» Problem statement
Read the lines that follow and pick out every one containing the word "square".

------------------------------------------------------------------------

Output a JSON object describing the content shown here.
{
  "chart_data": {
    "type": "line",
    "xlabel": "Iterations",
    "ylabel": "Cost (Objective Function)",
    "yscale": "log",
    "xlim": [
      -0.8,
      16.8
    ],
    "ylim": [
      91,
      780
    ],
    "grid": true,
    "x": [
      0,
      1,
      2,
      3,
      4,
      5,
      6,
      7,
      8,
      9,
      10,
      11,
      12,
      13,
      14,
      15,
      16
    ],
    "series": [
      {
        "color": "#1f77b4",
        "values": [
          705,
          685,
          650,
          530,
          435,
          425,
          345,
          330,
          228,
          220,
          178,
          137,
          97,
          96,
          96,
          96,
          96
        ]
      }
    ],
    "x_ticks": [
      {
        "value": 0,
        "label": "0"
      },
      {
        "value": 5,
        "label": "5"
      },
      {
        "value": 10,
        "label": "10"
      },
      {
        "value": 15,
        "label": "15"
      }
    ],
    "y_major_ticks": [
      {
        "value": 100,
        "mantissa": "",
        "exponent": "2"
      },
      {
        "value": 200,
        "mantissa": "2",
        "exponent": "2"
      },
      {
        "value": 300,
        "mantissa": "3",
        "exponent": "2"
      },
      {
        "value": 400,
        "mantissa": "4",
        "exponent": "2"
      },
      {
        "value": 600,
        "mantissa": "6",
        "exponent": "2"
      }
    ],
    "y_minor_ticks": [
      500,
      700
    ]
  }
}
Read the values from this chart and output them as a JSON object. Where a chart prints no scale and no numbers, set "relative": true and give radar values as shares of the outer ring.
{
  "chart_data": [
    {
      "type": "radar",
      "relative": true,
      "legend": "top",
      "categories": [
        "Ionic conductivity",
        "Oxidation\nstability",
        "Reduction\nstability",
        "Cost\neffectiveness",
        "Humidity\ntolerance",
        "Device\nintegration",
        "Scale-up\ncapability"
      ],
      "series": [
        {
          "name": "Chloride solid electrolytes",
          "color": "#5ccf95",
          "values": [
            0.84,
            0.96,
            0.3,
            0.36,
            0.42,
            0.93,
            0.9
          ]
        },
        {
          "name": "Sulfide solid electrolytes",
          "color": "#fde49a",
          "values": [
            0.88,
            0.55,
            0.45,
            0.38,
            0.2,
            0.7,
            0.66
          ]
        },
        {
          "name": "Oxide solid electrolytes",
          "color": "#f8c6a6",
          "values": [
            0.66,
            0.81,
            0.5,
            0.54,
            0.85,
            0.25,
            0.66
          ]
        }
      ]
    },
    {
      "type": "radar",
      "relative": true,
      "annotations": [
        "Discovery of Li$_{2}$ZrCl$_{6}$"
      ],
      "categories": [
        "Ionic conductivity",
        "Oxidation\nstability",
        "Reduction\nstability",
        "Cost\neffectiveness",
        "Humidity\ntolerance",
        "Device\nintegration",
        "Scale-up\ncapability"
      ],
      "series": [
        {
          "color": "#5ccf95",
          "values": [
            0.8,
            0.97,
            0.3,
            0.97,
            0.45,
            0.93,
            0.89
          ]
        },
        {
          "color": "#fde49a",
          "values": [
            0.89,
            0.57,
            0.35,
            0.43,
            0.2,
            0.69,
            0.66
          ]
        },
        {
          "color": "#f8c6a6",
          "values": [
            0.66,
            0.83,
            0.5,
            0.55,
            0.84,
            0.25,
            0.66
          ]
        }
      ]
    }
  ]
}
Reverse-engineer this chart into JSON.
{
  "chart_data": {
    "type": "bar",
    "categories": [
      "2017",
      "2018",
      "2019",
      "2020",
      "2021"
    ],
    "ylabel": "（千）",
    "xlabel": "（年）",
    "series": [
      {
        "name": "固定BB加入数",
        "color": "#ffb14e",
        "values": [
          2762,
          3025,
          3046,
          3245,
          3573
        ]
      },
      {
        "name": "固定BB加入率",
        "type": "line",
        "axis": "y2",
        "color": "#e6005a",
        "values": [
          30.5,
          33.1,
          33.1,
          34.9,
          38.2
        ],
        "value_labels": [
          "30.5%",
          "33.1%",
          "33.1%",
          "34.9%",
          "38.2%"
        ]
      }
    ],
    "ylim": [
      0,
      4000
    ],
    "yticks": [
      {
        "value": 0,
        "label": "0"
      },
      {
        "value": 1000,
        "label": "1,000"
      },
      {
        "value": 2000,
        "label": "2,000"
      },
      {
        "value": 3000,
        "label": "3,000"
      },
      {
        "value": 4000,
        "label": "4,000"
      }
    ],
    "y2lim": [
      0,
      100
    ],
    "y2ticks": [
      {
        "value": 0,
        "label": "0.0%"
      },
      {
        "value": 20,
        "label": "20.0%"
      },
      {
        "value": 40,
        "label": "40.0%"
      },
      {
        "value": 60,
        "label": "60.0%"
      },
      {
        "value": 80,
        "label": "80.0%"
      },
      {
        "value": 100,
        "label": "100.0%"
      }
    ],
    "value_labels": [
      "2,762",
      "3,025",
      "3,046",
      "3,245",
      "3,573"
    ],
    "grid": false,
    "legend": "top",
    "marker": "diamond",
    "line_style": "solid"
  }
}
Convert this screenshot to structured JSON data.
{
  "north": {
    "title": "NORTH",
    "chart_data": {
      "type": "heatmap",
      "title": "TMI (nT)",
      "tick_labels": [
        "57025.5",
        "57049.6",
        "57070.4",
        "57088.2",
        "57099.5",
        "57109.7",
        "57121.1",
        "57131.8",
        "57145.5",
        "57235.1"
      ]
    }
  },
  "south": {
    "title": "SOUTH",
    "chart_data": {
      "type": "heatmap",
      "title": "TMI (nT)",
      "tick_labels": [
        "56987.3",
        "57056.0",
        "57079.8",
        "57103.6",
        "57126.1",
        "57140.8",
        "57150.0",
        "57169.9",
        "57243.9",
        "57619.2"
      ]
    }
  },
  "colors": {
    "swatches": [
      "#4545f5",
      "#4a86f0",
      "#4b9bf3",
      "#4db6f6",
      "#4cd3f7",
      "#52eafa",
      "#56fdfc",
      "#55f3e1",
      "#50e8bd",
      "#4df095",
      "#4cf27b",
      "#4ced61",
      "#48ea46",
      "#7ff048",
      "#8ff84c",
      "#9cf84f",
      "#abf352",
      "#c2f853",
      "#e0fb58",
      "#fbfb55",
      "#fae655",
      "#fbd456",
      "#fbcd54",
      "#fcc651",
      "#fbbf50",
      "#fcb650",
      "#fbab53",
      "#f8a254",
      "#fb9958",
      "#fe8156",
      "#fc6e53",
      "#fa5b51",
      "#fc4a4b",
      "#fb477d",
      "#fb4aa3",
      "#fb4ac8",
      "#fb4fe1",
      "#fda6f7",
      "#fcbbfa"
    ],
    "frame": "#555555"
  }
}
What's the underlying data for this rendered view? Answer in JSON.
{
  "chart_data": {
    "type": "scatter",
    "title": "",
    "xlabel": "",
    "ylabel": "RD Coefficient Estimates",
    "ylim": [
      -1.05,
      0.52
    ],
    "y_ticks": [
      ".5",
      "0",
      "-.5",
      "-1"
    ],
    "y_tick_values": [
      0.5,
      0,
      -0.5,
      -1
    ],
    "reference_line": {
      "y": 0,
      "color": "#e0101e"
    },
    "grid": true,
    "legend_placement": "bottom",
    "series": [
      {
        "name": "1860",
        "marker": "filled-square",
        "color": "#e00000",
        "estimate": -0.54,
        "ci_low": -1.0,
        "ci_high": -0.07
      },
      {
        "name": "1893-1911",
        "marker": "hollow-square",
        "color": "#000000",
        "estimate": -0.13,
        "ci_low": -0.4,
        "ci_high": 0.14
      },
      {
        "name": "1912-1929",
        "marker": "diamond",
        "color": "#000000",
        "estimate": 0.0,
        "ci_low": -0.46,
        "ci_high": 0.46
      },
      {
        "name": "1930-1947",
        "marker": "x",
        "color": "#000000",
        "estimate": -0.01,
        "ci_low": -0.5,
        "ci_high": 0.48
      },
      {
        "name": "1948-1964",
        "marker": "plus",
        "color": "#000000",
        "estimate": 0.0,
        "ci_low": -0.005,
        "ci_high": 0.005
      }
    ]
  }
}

------------------------------------------------------------------------

» Full answer
        "marker": "filled-square",
        "marker": "hollow-square",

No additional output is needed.